* What the exercise asks
Say the number of lines containing the string "Responsable", and say nothing else.

Dataset items:
=-=-=

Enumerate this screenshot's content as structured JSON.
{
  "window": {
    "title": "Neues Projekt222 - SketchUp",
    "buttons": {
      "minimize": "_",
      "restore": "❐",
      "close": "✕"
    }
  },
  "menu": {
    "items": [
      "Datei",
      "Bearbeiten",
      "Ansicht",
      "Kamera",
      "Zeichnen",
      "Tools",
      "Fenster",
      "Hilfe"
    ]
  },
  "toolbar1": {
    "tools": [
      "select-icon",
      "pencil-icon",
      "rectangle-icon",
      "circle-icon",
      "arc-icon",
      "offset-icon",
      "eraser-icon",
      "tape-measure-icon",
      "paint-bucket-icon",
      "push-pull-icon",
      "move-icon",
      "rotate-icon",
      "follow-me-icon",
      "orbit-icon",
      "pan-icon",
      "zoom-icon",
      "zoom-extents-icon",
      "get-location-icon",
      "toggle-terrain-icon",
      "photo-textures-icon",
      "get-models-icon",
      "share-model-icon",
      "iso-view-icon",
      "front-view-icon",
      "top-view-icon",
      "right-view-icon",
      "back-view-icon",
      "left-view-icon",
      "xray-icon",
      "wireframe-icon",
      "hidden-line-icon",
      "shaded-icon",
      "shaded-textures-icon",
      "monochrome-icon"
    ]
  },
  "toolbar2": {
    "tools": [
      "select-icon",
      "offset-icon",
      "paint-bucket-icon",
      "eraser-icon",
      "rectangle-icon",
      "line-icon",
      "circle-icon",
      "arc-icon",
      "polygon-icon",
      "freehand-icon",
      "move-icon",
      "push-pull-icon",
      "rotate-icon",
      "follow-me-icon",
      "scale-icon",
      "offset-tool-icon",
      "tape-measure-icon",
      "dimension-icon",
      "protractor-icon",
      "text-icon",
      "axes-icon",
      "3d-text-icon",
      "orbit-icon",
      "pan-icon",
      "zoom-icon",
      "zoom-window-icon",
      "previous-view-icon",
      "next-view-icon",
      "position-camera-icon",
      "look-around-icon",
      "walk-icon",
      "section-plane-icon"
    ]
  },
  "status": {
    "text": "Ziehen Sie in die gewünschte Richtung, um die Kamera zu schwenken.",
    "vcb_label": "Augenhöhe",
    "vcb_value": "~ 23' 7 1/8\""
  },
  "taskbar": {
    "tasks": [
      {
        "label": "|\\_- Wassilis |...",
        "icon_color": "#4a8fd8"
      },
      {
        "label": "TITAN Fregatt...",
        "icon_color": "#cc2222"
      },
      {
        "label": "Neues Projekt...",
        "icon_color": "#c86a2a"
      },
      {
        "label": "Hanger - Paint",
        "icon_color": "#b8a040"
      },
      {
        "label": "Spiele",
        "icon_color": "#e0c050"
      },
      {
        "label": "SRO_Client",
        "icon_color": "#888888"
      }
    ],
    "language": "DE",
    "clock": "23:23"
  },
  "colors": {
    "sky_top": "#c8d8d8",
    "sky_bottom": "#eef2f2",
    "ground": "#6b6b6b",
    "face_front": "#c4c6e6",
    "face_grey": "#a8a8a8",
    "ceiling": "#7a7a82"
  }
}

=-=-=

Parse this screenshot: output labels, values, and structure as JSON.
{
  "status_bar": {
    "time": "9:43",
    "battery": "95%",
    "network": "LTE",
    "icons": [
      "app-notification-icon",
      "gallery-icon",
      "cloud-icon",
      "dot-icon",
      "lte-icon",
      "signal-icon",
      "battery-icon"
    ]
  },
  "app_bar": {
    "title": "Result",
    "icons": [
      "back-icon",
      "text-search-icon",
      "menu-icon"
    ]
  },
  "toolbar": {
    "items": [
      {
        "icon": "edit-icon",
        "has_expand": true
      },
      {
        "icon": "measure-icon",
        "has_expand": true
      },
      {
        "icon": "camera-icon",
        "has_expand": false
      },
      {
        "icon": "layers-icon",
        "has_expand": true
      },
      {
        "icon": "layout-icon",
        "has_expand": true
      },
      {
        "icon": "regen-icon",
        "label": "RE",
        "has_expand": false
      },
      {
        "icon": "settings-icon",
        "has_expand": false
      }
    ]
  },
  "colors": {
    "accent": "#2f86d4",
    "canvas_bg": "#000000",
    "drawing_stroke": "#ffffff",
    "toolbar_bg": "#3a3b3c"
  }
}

=-=-=

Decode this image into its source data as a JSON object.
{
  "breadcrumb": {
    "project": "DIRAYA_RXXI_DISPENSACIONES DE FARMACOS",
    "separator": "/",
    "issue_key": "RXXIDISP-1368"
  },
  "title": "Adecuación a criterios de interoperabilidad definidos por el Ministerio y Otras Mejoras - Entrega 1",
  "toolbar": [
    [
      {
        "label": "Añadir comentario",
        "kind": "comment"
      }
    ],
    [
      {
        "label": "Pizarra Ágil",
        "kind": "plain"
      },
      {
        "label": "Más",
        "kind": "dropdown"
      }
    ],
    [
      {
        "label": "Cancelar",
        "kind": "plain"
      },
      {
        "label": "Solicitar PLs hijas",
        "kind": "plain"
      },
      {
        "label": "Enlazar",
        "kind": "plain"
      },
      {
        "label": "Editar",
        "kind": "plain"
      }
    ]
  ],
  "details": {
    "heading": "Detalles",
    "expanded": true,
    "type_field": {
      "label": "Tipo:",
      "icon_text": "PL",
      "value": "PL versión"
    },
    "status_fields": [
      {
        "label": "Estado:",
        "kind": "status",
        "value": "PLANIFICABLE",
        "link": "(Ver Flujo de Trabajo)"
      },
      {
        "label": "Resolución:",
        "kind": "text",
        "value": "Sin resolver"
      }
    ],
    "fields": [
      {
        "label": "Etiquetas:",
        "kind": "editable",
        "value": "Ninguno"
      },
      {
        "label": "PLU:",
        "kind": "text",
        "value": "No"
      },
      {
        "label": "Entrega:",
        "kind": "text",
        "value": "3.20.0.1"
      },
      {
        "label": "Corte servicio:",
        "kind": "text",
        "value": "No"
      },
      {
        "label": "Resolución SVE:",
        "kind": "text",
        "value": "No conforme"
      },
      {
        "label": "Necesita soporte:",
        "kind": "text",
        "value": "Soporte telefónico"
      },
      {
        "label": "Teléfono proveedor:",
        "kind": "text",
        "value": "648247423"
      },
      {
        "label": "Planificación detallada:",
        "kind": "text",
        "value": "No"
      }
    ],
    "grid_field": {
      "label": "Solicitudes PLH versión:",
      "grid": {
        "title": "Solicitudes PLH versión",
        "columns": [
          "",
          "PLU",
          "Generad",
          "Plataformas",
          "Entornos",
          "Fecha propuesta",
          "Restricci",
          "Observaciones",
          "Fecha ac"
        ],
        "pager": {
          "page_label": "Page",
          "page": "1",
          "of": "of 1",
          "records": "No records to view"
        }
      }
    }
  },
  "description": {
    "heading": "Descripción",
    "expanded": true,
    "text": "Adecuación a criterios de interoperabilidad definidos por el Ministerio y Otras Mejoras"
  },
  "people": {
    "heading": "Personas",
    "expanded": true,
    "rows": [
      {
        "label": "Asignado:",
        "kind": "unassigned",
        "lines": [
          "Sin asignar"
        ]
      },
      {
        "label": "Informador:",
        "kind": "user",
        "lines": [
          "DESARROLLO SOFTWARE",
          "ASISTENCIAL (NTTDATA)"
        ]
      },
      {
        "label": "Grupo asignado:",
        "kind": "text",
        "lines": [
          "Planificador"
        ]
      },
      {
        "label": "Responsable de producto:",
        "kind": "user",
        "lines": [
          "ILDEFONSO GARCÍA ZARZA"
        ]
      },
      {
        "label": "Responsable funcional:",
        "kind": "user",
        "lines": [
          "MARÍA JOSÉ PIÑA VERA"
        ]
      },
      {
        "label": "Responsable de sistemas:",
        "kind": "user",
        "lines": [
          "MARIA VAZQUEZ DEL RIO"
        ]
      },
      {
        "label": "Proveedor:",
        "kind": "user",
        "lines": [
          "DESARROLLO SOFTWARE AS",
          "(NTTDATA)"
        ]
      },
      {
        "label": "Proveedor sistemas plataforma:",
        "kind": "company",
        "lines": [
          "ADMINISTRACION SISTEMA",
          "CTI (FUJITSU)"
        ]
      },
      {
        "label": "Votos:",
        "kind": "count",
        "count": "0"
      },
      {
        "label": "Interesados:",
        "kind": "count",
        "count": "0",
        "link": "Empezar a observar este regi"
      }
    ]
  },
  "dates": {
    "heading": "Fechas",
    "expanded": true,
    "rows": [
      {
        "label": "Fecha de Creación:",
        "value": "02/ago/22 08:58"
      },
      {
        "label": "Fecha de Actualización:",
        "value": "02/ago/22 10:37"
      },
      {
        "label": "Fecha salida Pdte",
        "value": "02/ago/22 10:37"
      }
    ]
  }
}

=-=-=

* Result of this task
3